## DATA FOR THE TASK
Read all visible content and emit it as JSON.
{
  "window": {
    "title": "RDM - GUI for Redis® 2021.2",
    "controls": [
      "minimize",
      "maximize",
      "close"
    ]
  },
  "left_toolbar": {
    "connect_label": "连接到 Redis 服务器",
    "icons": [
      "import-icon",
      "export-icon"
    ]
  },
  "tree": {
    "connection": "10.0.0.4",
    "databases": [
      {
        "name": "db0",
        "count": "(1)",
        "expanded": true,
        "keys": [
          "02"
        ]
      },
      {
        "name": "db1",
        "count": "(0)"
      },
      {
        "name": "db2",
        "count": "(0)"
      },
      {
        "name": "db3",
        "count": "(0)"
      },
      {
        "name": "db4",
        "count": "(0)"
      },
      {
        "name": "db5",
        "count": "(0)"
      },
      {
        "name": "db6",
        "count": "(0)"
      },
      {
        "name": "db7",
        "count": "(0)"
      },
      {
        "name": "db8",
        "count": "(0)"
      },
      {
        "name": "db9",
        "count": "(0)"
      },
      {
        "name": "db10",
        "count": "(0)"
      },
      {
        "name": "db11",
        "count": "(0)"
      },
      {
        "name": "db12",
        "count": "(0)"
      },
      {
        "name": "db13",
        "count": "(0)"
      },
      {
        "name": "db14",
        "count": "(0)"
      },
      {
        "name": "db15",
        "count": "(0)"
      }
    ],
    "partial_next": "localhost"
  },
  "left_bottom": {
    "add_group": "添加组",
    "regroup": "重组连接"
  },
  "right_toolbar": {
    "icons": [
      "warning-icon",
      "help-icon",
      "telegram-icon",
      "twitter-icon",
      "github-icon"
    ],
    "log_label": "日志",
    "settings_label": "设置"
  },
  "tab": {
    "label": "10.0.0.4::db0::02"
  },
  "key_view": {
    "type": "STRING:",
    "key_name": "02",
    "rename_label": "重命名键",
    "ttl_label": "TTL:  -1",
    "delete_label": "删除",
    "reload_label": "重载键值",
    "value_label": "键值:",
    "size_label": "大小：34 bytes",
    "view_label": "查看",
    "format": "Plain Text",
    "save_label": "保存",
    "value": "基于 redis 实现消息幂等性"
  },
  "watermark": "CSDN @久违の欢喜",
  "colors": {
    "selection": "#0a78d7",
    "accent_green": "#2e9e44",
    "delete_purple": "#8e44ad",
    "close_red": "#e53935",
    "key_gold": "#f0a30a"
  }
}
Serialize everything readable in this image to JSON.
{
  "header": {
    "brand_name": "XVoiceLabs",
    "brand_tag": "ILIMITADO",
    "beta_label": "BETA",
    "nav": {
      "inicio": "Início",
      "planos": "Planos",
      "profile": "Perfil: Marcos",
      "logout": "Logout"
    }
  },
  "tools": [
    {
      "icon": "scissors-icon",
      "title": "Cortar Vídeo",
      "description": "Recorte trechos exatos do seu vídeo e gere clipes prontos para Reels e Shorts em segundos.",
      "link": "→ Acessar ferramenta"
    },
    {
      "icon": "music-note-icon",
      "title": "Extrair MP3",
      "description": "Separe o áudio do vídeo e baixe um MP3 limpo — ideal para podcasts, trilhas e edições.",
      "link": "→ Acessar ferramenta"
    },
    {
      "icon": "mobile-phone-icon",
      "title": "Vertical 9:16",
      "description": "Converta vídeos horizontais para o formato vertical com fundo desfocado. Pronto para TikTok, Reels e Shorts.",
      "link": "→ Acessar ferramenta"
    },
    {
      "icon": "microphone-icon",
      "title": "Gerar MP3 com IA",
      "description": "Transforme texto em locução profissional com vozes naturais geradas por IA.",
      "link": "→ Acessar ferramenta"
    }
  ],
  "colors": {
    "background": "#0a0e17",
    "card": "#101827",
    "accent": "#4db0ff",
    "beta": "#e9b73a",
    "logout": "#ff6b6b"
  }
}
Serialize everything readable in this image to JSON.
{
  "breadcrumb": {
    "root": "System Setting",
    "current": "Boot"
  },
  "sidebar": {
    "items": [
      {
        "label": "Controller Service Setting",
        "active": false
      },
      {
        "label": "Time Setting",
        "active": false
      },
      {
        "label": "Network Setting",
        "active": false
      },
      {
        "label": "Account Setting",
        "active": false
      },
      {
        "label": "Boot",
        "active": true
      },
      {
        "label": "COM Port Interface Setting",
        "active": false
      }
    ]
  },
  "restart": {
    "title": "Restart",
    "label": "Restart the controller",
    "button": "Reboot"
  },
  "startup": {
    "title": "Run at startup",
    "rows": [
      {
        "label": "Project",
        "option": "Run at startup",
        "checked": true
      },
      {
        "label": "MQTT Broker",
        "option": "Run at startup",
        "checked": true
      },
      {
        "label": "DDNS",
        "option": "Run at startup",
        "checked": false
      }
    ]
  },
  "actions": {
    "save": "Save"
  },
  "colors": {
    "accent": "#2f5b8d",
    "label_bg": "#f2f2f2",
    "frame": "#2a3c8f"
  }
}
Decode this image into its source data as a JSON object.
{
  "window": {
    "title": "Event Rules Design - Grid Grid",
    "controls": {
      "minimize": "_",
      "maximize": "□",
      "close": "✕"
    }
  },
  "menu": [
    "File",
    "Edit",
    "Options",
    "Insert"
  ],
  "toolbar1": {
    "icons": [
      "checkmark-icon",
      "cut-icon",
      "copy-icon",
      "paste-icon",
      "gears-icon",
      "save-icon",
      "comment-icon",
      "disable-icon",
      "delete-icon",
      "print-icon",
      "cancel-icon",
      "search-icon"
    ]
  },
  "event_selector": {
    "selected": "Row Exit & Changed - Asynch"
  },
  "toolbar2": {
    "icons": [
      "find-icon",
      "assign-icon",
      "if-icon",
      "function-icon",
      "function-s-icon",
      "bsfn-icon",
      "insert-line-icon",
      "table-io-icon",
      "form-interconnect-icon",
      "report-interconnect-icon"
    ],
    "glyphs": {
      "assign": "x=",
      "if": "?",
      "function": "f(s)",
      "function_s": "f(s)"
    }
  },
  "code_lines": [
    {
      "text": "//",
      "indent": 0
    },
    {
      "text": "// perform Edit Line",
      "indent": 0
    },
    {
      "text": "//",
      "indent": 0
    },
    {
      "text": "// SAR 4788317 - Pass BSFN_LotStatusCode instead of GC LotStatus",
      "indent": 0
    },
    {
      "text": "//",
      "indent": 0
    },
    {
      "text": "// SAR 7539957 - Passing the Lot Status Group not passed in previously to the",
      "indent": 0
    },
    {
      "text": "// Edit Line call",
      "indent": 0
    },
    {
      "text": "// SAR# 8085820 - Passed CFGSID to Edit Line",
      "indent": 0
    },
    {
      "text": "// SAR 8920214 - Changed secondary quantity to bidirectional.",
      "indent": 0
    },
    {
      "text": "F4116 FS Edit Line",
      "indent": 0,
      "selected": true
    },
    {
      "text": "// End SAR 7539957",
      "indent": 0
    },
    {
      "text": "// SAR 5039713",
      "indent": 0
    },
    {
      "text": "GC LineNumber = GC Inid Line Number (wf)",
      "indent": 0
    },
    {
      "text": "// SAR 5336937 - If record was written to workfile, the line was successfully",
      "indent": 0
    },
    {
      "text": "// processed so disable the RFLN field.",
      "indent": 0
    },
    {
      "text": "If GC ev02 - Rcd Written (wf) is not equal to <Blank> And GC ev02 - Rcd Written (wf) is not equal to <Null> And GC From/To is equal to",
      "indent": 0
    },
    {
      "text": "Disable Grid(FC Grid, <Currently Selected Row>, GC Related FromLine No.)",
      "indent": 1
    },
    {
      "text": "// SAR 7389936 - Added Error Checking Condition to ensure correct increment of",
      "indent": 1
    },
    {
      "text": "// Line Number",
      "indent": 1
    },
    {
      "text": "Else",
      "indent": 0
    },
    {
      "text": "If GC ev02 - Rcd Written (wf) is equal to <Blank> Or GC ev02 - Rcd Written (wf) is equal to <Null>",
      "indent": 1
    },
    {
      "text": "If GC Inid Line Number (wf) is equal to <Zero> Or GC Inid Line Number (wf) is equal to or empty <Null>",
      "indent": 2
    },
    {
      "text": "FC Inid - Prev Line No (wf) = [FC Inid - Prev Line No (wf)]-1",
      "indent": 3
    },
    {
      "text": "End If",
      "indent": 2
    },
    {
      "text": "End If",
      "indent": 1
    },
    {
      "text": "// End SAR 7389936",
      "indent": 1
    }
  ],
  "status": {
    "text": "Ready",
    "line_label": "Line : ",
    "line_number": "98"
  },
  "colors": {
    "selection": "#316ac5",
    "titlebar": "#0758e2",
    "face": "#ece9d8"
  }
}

## WHAT THE TASK REQUIRES
From the data above, copy each line that holds "para".

## ANSWER TO THIS EXERCISE
      "description": "Recorte trechos exatos do seu vídeo e gere clipes prontos para Reels e Shorts em segundos.",
      "description": "Separe o áudio do vídeo e baixe um MP3 limpo — ideal para podcasts, trilhas e edições.",
      "description": "Converta vídeos horizontais para o formato vertical com fundo desfocado. Pronto para TikTok, Reels e Shorts.",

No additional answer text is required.